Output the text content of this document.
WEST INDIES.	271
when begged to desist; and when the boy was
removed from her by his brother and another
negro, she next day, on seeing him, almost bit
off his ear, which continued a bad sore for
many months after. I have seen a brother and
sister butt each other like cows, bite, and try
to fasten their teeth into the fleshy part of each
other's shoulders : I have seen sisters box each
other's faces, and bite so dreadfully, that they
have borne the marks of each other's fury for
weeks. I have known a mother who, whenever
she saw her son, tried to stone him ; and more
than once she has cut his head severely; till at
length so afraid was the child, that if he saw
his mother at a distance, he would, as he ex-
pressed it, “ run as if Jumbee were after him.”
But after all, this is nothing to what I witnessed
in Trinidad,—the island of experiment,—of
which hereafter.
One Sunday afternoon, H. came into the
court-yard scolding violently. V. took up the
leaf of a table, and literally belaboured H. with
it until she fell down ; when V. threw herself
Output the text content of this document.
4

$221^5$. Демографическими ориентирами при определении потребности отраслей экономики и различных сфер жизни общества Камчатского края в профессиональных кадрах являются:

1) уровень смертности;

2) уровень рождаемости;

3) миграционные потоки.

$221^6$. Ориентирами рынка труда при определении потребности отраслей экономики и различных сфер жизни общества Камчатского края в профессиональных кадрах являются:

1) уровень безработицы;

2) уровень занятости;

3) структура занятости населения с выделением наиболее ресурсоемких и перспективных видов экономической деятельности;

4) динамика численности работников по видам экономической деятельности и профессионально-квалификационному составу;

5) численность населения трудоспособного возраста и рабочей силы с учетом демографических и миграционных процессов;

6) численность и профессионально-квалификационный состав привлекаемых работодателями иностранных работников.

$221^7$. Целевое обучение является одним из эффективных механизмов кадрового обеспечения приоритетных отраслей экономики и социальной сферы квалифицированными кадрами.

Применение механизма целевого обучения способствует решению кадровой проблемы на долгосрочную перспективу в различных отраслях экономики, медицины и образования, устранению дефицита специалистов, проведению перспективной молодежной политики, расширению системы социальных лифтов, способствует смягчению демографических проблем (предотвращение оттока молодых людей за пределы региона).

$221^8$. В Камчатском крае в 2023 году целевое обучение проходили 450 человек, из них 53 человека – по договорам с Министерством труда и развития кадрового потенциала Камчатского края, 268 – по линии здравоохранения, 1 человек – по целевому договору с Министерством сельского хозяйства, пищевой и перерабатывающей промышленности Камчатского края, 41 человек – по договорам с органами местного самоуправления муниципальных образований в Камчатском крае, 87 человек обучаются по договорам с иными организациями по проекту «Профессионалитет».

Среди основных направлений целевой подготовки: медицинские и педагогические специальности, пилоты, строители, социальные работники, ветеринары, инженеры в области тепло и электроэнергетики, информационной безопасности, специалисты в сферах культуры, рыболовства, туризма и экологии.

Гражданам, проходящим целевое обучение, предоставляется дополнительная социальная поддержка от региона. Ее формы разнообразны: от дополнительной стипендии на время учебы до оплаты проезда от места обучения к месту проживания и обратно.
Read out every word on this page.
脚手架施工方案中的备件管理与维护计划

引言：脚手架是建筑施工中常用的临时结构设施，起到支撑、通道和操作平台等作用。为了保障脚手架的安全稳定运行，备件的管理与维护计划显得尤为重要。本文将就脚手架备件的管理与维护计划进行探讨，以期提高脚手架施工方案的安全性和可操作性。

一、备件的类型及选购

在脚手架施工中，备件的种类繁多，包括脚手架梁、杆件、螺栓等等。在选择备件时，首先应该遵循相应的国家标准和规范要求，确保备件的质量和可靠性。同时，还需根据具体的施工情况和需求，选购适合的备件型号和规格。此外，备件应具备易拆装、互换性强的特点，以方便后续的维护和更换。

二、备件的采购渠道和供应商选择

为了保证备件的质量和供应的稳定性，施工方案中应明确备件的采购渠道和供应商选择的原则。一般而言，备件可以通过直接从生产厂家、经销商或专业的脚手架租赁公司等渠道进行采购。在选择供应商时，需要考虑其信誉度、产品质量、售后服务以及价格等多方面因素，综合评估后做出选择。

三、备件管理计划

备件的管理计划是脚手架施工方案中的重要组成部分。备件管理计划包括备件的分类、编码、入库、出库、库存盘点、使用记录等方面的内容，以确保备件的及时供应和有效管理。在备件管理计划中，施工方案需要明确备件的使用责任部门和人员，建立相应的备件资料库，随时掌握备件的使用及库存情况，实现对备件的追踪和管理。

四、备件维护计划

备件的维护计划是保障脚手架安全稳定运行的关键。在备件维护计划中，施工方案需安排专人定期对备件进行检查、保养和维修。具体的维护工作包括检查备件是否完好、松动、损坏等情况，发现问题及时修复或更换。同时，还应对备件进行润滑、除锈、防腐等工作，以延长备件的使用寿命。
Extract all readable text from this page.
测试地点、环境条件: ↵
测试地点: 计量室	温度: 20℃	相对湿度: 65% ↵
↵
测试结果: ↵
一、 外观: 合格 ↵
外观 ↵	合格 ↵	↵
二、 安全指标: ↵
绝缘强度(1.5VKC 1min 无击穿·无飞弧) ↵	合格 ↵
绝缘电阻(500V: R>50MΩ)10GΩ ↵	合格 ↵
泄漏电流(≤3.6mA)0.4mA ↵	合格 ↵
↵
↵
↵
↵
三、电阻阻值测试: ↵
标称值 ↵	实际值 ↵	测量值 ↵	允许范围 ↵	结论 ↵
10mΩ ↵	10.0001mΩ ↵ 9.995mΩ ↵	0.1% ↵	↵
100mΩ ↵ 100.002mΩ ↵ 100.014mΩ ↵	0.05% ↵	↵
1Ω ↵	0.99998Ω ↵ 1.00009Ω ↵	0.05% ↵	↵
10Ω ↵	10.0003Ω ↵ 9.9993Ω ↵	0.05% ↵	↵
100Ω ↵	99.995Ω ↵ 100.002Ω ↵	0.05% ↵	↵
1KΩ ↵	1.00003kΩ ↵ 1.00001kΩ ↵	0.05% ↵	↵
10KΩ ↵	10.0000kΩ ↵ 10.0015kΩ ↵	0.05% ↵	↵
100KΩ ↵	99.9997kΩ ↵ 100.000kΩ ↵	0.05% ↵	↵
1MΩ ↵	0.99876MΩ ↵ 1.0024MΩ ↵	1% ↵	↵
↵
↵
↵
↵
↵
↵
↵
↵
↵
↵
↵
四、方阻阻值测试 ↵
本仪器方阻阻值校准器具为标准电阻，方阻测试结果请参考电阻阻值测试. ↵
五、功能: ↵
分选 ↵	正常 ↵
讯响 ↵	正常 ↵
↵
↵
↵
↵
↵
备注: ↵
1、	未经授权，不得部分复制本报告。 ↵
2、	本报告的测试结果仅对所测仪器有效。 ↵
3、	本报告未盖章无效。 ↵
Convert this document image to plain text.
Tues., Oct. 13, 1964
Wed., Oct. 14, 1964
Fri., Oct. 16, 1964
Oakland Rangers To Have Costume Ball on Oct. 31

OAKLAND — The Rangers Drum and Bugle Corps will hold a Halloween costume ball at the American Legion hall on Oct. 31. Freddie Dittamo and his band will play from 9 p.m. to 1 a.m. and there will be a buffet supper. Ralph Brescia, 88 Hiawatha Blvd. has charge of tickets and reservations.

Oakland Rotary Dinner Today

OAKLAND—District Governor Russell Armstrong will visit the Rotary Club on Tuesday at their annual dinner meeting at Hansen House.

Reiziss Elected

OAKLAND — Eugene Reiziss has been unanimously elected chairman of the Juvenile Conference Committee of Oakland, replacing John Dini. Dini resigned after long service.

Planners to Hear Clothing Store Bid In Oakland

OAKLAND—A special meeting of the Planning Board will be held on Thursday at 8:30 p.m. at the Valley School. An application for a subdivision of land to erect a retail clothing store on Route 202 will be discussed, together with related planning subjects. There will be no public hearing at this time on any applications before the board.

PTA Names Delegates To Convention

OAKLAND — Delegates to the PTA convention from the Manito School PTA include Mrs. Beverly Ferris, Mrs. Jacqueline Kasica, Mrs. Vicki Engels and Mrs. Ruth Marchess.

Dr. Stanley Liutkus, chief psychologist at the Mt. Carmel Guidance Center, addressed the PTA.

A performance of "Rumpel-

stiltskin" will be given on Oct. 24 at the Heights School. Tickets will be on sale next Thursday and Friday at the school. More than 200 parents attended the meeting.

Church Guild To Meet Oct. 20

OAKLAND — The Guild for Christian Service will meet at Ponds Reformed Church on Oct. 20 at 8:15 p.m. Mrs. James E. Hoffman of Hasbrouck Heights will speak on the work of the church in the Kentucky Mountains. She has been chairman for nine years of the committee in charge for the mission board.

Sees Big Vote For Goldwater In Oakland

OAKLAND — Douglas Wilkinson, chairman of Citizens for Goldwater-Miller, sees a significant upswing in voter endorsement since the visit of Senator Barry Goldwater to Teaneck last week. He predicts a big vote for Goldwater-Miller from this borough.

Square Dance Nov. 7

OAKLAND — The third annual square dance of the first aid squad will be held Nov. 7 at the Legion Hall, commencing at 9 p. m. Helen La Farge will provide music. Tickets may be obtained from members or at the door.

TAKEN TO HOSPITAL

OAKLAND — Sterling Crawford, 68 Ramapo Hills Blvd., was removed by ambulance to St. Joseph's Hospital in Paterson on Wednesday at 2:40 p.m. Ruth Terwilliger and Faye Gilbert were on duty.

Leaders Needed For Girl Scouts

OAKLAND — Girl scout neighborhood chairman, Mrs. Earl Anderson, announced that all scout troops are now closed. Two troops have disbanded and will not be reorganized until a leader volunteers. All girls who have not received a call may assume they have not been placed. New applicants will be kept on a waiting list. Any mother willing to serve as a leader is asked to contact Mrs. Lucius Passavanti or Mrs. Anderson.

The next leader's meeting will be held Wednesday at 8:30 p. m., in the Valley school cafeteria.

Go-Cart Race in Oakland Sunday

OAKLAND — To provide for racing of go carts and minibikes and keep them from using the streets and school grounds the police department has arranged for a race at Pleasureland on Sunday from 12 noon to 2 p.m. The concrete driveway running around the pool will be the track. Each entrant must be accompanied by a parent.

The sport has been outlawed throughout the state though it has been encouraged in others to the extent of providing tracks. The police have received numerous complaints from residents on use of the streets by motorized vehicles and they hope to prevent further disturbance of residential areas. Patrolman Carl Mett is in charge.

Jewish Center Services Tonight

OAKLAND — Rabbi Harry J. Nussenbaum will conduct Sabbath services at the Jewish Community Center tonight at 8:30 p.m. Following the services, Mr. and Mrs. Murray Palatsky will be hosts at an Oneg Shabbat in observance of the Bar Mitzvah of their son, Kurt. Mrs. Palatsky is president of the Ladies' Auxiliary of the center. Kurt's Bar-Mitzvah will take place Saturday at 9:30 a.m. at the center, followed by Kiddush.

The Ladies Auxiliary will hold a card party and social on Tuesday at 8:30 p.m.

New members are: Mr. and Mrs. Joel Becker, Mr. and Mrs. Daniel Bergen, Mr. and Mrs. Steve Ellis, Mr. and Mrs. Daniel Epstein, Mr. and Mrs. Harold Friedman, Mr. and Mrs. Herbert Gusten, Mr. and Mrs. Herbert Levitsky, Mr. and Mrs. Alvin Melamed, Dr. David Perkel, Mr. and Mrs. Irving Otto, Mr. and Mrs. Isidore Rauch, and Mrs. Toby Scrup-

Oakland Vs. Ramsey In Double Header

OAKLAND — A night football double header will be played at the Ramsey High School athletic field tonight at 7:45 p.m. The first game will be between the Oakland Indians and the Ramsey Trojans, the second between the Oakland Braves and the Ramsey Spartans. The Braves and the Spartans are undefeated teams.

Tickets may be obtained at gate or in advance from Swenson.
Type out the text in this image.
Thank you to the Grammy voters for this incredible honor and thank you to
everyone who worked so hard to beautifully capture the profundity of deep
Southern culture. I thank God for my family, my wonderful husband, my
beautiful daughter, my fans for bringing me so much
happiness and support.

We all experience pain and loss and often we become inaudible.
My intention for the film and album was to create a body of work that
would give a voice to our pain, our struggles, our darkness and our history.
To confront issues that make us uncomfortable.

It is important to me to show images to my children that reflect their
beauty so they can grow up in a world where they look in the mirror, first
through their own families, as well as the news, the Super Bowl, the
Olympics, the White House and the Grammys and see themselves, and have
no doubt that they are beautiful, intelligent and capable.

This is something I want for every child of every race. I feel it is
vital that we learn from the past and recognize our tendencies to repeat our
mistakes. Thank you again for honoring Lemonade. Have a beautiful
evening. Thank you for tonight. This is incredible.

== Task goal ==
Above are lines of data; state how many of them contain the word "seen", with no other output.

== Solution below ==
2